/---

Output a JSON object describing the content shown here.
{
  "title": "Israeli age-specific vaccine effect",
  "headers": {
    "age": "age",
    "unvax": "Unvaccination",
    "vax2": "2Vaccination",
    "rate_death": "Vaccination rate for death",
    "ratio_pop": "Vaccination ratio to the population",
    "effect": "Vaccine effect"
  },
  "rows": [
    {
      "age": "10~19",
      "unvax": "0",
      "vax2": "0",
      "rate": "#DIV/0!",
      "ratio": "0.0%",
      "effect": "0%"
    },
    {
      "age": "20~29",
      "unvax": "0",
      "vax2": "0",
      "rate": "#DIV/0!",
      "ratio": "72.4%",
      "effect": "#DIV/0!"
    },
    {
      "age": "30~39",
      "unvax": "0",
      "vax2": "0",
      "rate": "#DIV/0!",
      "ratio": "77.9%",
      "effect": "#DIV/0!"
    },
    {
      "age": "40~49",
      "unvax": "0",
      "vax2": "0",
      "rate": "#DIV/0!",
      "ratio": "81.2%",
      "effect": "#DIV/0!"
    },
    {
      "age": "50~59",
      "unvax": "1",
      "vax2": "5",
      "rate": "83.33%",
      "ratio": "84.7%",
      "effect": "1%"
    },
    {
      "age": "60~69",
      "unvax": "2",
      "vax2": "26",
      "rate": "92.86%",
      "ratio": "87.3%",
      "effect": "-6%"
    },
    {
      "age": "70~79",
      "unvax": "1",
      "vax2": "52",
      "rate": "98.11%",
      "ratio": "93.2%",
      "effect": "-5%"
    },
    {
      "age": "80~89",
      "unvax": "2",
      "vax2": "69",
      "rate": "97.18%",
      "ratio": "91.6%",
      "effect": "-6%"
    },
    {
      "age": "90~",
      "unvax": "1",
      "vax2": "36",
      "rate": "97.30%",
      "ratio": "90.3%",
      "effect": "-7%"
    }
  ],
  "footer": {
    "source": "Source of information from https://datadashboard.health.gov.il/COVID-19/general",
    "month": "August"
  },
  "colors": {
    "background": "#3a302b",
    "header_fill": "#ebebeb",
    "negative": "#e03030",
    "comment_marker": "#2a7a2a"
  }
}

\---

▸ **Exercise directions**
Lines containing the string "ratio" are to be selected and copied.

▸ **Response below**
    "ratio_pop": "Vaccination ratio to the population",
      "ratio": "0.0%",
      "ratio": "72.4%",
      "ratio": "77.9%",
      "ratio": "81.2%",
      "ratio": "84.7%",
      "ratio": "87.3%",
      "ratio": "93.2%",
      "ratio": "91.6%",
      "ratio": "90.3%",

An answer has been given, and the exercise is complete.